* **Prompt**: Restate every line of the material, word for word.

* **Input data**:
---*---

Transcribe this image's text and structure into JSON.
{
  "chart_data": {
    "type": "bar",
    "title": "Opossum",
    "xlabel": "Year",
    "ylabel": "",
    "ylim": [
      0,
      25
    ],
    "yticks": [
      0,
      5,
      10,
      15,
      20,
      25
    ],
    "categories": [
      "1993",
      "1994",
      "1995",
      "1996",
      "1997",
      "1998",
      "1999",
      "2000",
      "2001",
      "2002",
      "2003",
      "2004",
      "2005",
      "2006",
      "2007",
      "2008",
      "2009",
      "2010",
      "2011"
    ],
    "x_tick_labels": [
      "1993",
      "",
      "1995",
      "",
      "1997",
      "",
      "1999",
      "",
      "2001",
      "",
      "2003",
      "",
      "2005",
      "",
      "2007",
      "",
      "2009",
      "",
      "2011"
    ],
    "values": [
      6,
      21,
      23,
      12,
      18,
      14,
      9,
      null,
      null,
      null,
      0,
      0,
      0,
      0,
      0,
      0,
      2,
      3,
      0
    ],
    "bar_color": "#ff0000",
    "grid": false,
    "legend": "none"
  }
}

---*---

* **Reply**:
Transcribe this image's text and structure into JSON.
{
  "chart_data": {
    "type": "bar",
    "title": "Opossum",
    "xlabel": "Year",
    "ylabel": "",
    "ylim": [
      0,
      25
    ],
    "yticks": [
      0,
      5,
      10,
      15,
      20,
      25
    ],
    "categories": [
      "1993",
      "1994",
      "1995",
      "1996",
      "1997",
      "1998",
      "1999",
      "2000",
      "2001",
      "2002",
      "2003",
      "2004",
      "2005",
      "2006",
      "2007",
      "2008",
      "2009",
      "2010",
      "2011"
    ],
    "x_tick_labels": [
      "1993",
      "",
      "1995",
      "",
      "1997",
      "",
      "1999",
      "",
      "2001",
      "",
      "2003",
      "",
      "2005",
      "",
      "2007",
      "",
      "2009",
      "",
      "2011"
    ],
    "values": [
      6,
      21,
      23,
      12,
      18,
      14,
      9,
      null,
      null,
      null,
      0,
      0,
      0,
      0,
      0,
      0,
      2,
      3,
      0
    ],
    "bar_color": "#ff0000",
    "grid": false,
    "legend": "none"
  }
}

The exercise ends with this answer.